→ Task to carry out
Nothing but the lines from the one containing "What text is on this page?" through the last line of the data below should be returned, each copied exactly.

→ Extracted data
+++
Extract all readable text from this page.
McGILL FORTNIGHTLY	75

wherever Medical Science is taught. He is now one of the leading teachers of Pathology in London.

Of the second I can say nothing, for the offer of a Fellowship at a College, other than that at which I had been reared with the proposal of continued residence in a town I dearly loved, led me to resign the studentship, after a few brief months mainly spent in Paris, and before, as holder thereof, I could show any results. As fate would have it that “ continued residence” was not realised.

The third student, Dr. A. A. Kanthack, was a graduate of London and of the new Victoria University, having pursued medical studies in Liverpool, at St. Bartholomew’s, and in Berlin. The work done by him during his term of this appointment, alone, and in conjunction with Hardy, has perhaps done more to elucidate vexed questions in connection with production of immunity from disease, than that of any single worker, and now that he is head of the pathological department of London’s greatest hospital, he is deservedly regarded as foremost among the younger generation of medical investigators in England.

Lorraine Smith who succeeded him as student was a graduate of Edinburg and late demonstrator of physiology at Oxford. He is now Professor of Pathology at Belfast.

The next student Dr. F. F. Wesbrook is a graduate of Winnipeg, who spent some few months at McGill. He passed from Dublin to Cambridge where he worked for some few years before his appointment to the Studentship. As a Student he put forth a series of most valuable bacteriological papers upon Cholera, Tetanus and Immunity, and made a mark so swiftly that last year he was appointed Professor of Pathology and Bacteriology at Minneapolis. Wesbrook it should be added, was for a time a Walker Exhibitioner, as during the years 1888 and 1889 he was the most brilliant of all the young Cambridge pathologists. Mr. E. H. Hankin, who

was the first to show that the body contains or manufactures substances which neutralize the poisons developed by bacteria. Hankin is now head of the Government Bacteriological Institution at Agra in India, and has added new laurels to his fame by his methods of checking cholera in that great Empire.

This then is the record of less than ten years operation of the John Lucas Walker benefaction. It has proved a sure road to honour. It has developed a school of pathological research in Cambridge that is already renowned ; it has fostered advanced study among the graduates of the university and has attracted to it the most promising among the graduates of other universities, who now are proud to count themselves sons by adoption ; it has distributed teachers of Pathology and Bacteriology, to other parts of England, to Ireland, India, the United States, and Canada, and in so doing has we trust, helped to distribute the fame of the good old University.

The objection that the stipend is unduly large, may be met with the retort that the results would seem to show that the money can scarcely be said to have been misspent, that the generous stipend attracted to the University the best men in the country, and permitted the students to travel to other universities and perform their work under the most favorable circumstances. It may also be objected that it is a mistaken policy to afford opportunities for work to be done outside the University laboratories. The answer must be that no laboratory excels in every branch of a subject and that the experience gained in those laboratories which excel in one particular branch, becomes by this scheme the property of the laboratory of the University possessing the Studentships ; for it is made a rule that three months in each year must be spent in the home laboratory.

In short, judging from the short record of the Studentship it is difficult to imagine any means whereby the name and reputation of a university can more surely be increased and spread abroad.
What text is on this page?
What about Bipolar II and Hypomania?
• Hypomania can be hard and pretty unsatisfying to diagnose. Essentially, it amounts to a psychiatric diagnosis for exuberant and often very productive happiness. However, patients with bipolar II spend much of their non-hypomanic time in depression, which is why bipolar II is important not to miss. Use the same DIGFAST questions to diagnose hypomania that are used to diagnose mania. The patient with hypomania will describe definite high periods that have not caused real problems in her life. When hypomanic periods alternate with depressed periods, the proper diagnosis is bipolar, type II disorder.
+++
→ Exercise output
What text is on this page?
What about Bipolar II and Hypomania?
• Hypomania can be hard and pretty unsatisfying to diagnose. Essentially, it amounts to a psychiatric diagnosis for exuberant and often very productive happiness. However, patients with bipolar II spend much of their non-hypomanic time in depression, which is why bipolar II is important not to miss. Use the same DIGFAST questions to diagnose hypomania that are used to diagnose mania. The patient with hypomania will describe definite high periods that have not caused real problems in her life. When hypomanic periods alternate with depressed periods, the proper diagnosis is bipolar, type II disorder.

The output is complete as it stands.